## Start Records provided

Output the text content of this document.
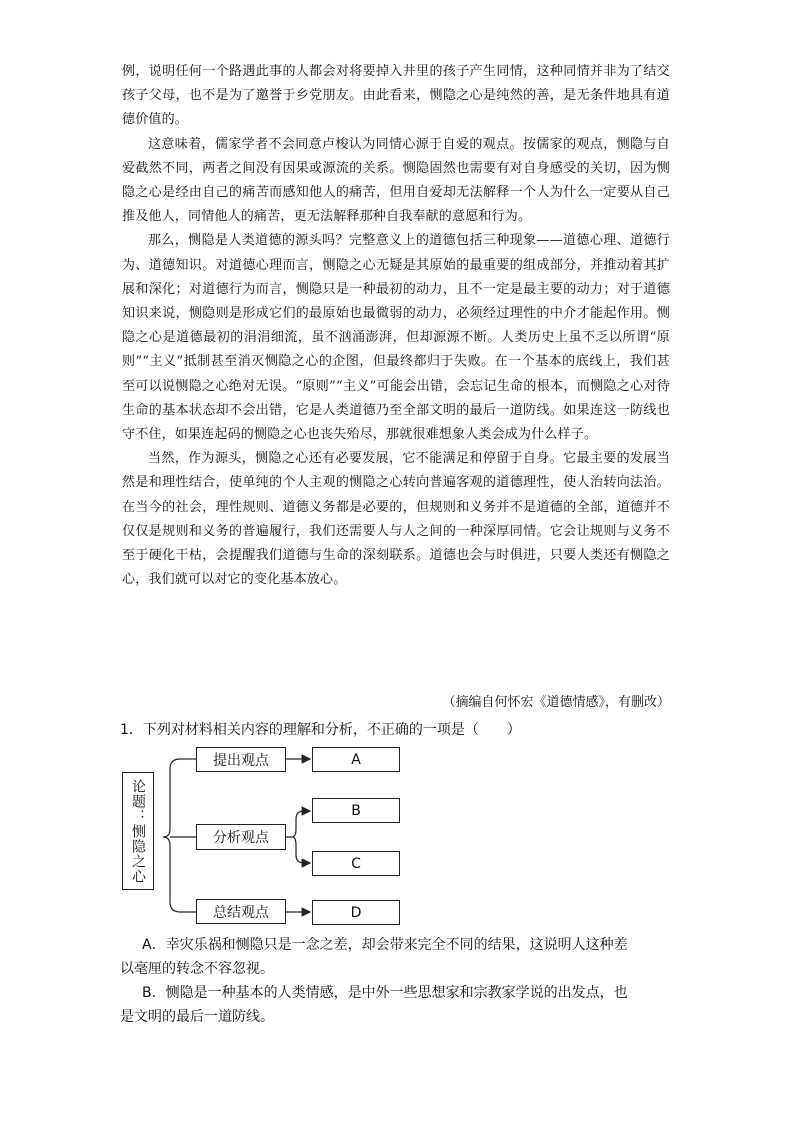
例，说明任何一个路遇此事的人都会对将要掉入井里的孩子产生同情，这种同情并非为了结交孩子父母，也不是为了邀誉于乡党朋友。由此看来，恻隐之心是纯然的善，是无条件地具有道德价值的。

这意味着，儒家学者不会同意卢梭认为同情心源于自爱的观点。按儒家的观点，恻隐与自爱截然不同，两者之间没有因果或源流的关系。恻隐固然也需要有对自身感受的关切，因为恻隐之心是经由自己的痛苦而感知他人的痛苦，但用自爱却无法解释一个人为什么一定要从自己推及他人，同情他人的痛苦，更无法解释那种自我奉献的意愿和行为。

那么，恻隐是人类道德的源头吗？完整意义上的道德包括三种现象——道德心理、道德行为、道德知识。对道德心理而言，恻隐之心无疑是其原始的最重要的组成部分，并推动着其扩展和深化；对道德行为而言，恻隐只是一种最初的动力，且不一定是最主要的动力；对于道德知识来说，恻隐则是形成它们的最原始也最微弱的动力，必须经过理性的中介才能起作用。恻隐之心是道德最初的涓涓细流，虽不汹涌澎湃，但却源源不断。人类历史上虽不乏以所谓“原则”“主义”抵制甚至消灭恻隐之心的企图，但最终都归于失败。在一个基本的底线上，我们甚至可以说恻隐之心绝对无误。“原则”“主义”可能会出错，会忘记生命的根本，而恻隐之心对待生命的基本状态却不会出错，它是人类道德乃至全部文明的最后一道防线。如果连这一防线也守不住，如果连起码的恻隐之心也丧失殆尽，那就很难想象人类会成为什么样子。

当然，作为源头，恻隐之心还有必要发展，它不能满足和停留于自身。它最主要的发展当然是和理性结合，使单纯的个人主观的恻隐之心转向普遍客观的道德理性，使人治转向法治。在当今的社会，理性规则、道德义务都是必要的，但规则和义务并不是道德的全部，道德并不仅仅是规则和义务的普遍履行，我们还需要人与人之间的一种深厚同情。它会让规则与义务不至于硬化干枯，会提醒我们道德与生命的深刻联系。道德也会与时俱进，只要人类还有恻隐之心，我们就可以对它的变化基本放心。

（摘编自何怀宏《道德情感》，有删改）
1．下列对材料相关内容的理解和分析，不正确的一项是（　　）
论题：恻隐之心
提出观点
分析观点
总结观点
A
B
C
D

A．幸灾乐祸和恻隐只是一念之差，却会带来完全不同的结果，这说明人这种差

以毫厘的转念不容忽视。

B．恻隐是一种基本的人类情感，是中外一些思想家和宗教家学说的出发点，也

是文明的最后一道防线。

## End Records provided

Given problem: The records above should be reproduced exactly, with no pictures included.

Reply to the task:
Output the text content of this document.
例，说明任何一个路遇此事的人都会对将要掉入井里的孩子产生同情，这种同情并非为了结交孩子父母，也不是为了邀誉于乡党朋友。由此看来，恻隐之心是纯然的善，是无条件地具有道德价值的。

这意味着，儒家学者不会同意卢梭认为同情心源于自爱的观点。按儒家的观点，恻隐与自爱截然不同，两者之间没有因果或源流的关系。恻隐固然也需要有对自身感受的关切，因为恻隐之心是经由自己的痛苦而感知他人的痛苦，但用自爱却无法解释一个人为什么一定要从自己推及他人，同情他人的痛苦，更无法解释那种自我奉献的意愿和行为。

那么，恻隐是人类道德的源头吗？完整意义上的道德包括三种现象——道德心理、道德行为、道德知识。对道德心理而言，恻隐之心无疑是其原始的最重要的组成部分，并推动着其扩展和深化；对道德行为而言，恻隐只是一种最初的动力，且不一定是最主要的动力；对于道德知识来说，恻隐则是形成它们的最原始也最微弱的动力，必须经过理性的中介才能起作用。恻隐之心是道德最初的涓涓细流，虽不汹涌澎湃，但却源源不断。人类历史上虽不乏以所谓“原则”“主义”抵制甚至消灭恻隐之心的企图，但最终都归于失败。在一个基本的底线上，我们甚至可以说恻隐之心绝对无误。“原则”“主义”可能会出错，会忘记生命的根本，而恻隐之心对待生命的基本状态却不会出错，它是人类道德乃至全部文明的最后一道防线。如果连这一防线也守不住，如果连起码的恻隐之心也丧失殆尽，那就很难想象人类会成为什么样子。

当然，作为源头，恻隐之心还有必要发展，它不能满足和停留于自身。它最主要的发展当然是和理性结合，使单纯的个人主观的恻隐之心转向普遍客观的道德理性，使人治转向法治。在当今的社会，理性规则、道德义务都是必要的，但规则和义务并不是道德的全部，道德并不仅仅是规则和义务的普遍履行，我们还需要人与人之间的一种深厚同情。它会让规则与义务不至于硬化干枯，会提醒我们道德与生命的深刻联系。道德也会与时俱进，只要人类还有恻隐之心，我们就可以对它的变化基本放心。

（摘编自何怀宏《道德情感》，有删改）
1．下列对材料相关内容的理解和分析，不正确的一项是（　　）
论题：恻隐之心
提出观点
分析观点
总结观点
A
B
C
D

A．幸灾乐祸和恻隐只是一念之差，却会带来完全不同的结果，这说明人这种差

以毫厘的转念不容忽视。

B．恻隐是一种基本的人类情感，是中外一些思想家和宗教家学说的出发点，也

是文明的最后一道防线。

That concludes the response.